Directions = Work through the material below and count the lines holding the word "this"; give that count and nothing more.

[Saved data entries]
-- Start --

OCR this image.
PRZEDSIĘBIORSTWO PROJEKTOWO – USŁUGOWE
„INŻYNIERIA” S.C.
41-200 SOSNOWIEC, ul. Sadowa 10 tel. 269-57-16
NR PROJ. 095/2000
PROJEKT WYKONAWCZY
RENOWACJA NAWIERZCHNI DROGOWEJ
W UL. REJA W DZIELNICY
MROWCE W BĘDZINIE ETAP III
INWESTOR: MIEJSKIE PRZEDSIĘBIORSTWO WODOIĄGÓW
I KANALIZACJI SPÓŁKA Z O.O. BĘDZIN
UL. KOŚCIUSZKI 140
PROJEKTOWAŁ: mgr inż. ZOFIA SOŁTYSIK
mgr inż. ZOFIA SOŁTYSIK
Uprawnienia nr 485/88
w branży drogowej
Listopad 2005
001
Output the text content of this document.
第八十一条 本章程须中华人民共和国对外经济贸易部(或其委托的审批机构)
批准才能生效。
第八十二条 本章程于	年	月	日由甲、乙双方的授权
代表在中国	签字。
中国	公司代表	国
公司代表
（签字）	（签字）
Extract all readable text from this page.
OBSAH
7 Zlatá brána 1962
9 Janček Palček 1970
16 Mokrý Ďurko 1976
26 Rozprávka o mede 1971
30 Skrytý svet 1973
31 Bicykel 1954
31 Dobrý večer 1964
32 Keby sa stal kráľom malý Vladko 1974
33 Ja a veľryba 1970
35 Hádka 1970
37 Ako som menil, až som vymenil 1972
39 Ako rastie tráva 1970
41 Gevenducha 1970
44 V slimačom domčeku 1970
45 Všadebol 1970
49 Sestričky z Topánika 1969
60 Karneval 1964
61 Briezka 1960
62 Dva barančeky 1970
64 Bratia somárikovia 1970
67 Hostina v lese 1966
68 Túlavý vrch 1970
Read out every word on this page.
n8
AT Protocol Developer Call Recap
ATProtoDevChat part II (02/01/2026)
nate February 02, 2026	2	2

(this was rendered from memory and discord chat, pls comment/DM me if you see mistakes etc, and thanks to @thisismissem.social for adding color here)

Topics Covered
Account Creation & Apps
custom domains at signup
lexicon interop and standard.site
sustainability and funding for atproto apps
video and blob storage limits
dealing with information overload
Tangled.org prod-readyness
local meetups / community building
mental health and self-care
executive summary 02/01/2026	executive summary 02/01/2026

-- End --

Result below = 5